— START OF Given entries —
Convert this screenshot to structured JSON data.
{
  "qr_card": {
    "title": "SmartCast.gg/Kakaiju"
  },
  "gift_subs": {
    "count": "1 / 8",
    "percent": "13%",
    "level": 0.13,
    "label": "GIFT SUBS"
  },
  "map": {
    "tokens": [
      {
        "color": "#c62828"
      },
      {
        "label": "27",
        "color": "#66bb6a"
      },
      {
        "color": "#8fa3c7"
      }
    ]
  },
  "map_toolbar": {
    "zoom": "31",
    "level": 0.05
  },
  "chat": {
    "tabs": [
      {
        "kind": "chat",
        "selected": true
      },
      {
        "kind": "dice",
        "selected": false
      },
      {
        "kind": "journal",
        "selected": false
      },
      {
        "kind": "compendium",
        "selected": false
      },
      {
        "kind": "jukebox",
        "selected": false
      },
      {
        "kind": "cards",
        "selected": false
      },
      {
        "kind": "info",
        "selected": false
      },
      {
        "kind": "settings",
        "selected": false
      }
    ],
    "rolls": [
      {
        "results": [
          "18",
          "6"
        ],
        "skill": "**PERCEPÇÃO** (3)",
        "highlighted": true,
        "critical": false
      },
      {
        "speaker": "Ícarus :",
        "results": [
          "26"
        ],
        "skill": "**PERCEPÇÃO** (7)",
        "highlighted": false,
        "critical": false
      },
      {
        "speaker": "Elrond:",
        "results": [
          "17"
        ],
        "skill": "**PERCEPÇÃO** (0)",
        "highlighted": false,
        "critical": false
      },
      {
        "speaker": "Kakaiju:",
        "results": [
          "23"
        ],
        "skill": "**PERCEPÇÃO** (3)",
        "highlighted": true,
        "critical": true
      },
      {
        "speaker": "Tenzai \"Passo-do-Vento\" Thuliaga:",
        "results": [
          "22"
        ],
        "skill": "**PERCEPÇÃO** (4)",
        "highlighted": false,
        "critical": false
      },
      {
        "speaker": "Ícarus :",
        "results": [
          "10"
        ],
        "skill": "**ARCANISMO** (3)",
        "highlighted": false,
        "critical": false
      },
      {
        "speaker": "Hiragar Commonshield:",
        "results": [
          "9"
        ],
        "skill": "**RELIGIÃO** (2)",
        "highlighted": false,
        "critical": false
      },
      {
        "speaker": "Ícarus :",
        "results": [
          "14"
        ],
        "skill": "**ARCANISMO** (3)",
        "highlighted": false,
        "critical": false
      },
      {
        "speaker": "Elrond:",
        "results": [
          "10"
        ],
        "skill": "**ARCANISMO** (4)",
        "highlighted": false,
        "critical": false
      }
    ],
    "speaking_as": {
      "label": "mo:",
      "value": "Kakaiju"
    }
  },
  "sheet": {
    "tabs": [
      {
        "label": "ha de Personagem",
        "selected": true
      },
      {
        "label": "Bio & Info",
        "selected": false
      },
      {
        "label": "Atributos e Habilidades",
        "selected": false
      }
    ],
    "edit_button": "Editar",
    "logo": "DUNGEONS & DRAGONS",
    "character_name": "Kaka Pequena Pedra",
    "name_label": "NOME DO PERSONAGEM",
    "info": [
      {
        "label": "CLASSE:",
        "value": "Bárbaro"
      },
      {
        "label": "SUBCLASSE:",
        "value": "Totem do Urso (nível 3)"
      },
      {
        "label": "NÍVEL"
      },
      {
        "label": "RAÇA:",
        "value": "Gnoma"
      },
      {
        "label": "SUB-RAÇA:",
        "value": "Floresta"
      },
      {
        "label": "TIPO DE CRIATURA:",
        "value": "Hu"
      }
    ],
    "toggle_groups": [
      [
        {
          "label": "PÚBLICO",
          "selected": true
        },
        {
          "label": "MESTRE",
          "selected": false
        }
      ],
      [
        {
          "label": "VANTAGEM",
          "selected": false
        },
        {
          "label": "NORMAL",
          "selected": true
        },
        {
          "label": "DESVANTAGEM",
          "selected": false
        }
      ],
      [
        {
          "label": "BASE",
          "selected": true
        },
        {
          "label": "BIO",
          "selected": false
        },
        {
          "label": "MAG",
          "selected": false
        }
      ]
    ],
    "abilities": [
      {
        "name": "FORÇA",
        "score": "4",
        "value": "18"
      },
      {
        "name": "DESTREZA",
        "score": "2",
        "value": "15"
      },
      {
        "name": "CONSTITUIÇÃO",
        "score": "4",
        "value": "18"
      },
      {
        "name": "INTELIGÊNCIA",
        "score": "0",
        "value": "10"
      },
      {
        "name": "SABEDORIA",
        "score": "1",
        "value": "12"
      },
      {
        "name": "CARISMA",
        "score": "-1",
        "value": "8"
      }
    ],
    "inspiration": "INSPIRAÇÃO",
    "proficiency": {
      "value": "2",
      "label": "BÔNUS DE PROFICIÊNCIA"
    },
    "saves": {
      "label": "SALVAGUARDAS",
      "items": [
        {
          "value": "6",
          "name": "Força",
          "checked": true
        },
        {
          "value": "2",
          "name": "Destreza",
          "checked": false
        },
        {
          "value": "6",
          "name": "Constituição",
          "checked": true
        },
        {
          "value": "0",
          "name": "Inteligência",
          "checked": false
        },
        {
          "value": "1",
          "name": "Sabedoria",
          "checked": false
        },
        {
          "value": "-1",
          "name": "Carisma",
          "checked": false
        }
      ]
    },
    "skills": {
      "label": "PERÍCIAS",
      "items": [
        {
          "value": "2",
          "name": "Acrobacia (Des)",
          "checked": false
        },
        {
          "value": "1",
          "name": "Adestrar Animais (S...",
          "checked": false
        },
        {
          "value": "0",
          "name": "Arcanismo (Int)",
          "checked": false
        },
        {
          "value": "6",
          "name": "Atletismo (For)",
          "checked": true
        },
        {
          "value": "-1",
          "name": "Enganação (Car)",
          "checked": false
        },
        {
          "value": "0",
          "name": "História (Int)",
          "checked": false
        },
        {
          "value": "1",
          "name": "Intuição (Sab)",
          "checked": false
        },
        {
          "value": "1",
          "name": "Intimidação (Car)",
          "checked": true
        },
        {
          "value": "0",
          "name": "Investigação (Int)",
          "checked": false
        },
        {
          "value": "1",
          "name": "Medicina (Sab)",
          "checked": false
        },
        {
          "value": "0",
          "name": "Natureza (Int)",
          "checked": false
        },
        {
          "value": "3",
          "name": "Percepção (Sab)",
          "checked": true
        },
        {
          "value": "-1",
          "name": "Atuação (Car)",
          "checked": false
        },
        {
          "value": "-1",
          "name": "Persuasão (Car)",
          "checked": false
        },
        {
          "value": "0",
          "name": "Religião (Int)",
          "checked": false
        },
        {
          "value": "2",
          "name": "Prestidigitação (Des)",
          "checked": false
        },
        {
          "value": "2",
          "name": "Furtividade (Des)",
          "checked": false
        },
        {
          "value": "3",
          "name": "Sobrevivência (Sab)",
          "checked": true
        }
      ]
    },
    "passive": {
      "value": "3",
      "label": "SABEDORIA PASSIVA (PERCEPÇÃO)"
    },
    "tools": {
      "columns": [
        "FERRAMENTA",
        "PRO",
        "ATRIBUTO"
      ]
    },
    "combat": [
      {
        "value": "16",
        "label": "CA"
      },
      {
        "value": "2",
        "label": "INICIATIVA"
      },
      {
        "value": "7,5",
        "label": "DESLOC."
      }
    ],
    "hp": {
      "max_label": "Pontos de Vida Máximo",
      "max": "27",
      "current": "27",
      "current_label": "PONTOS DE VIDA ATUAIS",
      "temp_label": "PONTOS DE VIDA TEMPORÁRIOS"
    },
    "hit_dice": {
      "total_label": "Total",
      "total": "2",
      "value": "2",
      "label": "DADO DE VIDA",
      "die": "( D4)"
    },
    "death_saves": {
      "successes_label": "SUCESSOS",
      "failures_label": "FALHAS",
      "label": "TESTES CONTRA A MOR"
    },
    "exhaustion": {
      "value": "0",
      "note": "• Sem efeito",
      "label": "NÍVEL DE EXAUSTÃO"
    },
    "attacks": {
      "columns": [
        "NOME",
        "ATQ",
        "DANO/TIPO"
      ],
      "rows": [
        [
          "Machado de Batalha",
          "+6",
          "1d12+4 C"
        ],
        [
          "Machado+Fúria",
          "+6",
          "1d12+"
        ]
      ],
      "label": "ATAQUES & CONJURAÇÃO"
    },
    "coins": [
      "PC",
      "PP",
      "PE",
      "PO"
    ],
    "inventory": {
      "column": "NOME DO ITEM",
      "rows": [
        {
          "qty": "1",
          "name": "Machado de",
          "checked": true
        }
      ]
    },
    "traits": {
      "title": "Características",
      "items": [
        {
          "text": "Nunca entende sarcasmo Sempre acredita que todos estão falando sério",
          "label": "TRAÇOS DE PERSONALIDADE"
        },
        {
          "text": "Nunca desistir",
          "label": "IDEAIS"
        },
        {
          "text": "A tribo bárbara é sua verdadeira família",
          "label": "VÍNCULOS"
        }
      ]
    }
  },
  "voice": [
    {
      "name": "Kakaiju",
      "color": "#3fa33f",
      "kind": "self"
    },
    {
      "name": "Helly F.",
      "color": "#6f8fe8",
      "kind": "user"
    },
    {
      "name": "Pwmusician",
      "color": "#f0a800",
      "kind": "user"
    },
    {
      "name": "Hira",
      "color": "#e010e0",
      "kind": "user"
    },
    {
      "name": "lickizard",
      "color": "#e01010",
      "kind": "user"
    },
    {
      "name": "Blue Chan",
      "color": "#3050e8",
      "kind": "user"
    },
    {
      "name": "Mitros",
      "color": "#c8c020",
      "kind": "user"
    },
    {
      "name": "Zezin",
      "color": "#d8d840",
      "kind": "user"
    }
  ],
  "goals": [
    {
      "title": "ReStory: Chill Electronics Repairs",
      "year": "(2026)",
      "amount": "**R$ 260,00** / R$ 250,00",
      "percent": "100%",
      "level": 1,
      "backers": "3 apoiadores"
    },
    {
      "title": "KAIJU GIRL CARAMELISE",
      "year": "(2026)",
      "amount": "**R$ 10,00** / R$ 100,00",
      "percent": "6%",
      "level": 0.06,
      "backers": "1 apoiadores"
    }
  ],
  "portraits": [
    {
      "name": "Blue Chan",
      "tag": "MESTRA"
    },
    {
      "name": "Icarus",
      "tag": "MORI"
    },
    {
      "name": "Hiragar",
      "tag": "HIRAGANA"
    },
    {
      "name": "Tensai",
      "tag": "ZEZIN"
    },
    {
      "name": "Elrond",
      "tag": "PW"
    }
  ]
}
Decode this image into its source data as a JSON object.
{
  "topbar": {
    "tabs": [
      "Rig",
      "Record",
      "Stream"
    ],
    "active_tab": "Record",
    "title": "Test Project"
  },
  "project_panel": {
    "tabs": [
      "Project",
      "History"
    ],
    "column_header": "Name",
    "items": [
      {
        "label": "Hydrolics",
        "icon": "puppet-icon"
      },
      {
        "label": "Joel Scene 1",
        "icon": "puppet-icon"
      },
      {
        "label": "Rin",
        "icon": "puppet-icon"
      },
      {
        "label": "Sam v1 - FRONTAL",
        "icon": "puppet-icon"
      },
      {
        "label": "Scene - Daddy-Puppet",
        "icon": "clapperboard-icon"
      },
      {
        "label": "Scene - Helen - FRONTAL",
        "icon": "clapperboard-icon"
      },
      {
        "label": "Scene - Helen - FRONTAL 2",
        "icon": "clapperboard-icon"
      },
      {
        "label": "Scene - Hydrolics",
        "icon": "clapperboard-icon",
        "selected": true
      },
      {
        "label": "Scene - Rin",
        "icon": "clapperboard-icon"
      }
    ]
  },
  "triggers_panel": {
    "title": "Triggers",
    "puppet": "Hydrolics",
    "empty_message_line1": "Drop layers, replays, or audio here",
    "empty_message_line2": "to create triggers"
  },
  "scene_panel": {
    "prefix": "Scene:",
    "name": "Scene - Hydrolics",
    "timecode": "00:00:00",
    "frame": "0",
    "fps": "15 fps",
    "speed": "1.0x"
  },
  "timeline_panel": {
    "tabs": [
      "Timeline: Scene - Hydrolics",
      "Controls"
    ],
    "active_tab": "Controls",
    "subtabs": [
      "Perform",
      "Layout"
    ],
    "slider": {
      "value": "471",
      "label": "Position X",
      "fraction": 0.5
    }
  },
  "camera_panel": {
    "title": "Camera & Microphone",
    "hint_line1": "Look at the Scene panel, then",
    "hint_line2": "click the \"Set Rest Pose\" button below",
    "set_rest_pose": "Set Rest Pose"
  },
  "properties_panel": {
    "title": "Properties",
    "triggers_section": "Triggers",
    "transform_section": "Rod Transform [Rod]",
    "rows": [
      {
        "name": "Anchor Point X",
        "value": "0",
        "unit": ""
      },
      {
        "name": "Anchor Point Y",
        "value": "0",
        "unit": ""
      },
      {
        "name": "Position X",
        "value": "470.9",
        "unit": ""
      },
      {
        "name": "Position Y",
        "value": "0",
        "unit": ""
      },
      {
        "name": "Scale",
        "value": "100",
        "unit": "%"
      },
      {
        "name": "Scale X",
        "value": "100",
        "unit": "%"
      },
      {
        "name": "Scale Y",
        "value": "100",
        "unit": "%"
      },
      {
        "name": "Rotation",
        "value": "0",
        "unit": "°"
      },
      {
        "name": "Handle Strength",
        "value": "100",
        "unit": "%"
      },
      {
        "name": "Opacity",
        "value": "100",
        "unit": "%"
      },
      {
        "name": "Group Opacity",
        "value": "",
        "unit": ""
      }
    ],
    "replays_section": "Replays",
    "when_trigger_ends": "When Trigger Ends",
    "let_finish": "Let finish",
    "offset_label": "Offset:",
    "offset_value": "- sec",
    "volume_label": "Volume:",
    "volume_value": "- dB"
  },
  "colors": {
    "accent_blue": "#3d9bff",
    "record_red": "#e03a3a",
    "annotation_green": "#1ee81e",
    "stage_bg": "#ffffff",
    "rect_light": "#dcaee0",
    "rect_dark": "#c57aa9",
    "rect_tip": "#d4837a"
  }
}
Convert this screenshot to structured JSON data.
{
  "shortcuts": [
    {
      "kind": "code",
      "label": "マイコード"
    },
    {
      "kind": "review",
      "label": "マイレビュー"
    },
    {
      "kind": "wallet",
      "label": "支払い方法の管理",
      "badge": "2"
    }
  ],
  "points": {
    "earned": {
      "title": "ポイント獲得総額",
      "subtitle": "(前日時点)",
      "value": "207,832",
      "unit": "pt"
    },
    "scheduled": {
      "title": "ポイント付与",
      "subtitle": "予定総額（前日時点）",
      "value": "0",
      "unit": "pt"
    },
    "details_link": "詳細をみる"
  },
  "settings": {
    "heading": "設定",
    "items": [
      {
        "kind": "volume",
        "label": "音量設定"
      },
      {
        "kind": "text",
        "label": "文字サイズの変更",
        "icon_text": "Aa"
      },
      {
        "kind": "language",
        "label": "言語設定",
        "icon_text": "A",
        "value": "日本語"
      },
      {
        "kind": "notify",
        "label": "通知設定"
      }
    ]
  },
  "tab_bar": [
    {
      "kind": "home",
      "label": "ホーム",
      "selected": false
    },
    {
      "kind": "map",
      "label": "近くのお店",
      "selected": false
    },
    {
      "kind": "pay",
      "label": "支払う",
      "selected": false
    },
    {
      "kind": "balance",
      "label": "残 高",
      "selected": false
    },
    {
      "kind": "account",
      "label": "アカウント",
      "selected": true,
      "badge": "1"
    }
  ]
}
— END OF Given entries —
What you are asked to do → Give the count of lines in the listing above that include "Hydrolics", with no other words.

Response → 5